>> BEGIN EXTRACTED DATA

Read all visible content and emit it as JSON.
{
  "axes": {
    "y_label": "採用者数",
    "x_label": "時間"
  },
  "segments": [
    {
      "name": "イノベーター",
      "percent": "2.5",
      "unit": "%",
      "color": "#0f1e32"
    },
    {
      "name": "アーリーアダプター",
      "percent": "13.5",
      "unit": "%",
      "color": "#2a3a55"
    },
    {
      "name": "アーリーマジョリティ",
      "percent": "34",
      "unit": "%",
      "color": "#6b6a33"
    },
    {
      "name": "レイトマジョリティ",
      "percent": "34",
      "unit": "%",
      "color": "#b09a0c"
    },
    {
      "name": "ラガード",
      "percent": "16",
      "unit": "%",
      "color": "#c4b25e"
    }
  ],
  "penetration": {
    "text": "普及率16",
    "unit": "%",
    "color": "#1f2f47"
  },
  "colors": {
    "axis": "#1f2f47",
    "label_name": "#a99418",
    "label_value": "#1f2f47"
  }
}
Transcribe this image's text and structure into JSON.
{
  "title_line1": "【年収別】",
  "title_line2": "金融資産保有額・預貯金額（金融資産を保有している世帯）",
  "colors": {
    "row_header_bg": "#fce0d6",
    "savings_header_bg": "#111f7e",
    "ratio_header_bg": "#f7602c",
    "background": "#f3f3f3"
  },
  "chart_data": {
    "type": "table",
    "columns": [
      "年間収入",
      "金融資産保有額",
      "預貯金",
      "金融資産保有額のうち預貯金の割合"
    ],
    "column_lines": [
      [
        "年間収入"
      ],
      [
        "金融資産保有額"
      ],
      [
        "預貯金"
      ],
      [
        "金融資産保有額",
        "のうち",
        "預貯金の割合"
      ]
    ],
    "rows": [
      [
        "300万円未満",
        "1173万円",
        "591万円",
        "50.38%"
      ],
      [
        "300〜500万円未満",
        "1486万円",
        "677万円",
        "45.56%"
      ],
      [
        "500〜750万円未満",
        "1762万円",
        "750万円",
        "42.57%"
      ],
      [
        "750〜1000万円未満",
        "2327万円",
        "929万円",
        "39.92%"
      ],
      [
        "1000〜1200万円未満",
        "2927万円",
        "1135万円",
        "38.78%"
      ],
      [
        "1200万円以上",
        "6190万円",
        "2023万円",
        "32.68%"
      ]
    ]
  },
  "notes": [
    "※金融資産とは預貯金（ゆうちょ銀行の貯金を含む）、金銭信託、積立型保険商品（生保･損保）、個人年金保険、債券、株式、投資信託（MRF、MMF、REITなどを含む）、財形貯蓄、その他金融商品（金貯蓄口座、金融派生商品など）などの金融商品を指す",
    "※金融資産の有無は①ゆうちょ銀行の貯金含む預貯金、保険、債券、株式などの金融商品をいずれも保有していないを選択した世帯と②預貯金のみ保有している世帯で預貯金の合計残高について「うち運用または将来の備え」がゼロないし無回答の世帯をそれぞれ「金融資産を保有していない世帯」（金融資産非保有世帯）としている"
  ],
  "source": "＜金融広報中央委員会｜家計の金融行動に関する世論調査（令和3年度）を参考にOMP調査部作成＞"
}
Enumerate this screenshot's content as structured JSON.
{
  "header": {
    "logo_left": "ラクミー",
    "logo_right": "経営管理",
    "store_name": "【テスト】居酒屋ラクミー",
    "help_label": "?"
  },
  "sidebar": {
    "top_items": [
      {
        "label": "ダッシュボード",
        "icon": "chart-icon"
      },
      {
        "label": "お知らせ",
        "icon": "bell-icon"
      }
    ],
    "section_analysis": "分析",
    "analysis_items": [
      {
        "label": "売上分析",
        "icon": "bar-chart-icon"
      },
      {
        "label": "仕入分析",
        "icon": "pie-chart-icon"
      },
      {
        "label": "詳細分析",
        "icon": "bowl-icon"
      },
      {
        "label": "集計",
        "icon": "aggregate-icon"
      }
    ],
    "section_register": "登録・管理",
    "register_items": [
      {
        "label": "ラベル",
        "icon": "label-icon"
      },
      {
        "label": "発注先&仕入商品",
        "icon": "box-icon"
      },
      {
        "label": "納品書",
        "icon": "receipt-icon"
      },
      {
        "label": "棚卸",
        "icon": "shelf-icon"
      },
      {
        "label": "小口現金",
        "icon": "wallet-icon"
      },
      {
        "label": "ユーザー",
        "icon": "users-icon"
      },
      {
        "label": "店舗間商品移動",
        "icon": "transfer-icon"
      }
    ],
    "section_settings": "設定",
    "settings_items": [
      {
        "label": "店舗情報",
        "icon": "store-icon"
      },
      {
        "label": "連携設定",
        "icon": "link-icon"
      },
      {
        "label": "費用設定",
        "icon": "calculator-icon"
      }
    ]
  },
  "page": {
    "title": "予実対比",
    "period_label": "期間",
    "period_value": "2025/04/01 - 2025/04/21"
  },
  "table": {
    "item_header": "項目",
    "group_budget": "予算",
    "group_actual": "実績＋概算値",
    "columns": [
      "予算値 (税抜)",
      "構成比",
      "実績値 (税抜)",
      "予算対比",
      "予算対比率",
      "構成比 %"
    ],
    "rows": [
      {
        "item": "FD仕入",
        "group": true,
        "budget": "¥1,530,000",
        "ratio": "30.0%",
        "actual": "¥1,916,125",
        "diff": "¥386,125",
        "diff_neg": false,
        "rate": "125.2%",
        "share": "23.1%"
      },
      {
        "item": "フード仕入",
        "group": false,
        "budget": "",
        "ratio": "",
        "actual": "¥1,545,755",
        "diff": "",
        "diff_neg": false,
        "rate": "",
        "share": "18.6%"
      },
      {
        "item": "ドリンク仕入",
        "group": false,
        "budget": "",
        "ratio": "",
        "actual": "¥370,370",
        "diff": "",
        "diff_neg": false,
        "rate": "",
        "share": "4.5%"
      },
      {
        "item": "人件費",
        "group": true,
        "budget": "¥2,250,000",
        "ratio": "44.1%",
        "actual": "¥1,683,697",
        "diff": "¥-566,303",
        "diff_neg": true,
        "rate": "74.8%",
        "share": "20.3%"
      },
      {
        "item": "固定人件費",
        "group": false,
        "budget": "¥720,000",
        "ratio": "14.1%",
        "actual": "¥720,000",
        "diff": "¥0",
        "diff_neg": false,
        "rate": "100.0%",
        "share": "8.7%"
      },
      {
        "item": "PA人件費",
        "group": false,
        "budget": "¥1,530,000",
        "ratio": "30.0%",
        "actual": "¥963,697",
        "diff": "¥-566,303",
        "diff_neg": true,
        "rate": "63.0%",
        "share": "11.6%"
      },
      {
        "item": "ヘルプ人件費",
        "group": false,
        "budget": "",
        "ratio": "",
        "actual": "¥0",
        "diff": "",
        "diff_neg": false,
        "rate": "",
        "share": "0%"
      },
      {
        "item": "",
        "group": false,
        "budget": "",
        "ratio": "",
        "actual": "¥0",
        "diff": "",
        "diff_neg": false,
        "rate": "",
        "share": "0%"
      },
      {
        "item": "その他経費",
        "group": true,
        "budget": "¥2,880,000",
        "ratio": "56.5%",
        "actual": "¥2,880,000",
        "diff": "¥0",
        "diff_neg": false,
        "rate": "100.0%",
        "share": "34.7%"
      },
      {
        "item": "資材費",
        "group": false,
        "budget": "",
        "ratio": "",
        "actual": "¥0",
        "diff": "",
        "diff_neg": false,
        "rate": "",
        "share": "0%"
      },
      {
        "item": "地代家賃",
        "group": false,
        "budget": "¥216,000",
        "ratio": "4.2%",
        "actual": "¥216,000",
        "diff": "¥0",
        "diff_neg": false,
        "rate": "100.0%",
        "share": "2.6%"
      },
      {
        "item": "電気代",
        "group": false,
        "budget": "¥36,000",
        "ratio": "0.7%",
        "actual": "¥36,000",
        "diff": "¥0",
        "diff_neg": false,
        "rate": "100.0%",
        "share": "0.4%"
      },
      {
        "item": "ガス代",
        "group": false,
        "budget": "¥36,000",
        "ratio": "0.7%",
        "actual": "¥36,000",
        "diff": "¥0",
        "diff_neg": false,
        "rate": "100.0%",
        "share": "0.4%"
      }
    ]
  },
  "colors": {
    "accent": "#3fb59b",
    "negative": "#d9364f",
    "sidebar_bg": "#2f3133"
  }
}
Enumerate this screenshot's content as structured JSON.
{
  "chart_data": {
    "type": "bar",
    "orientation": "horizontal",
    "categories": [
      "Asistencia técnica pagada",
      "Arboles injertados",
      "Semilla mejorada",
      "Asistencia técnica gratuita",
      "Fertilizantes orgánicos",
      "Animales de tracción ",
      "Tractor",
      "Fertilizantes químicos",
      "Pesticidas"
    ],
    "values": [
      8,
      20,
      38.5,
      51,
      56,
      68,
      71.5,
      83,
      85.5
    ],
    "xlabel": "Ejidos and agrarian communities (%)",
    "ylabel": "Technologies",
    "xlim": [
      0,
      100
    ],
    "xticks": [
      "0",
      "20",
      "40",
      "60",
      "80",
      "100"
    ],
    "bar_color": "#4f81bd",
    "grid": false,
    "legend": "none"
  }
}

>> END EXTRACTED DATA

Filter out all lines lacking the word "Asistencia" and copy the rest.

      "Asistencia técnica pagada",
      "Asistencia técnica gratuita",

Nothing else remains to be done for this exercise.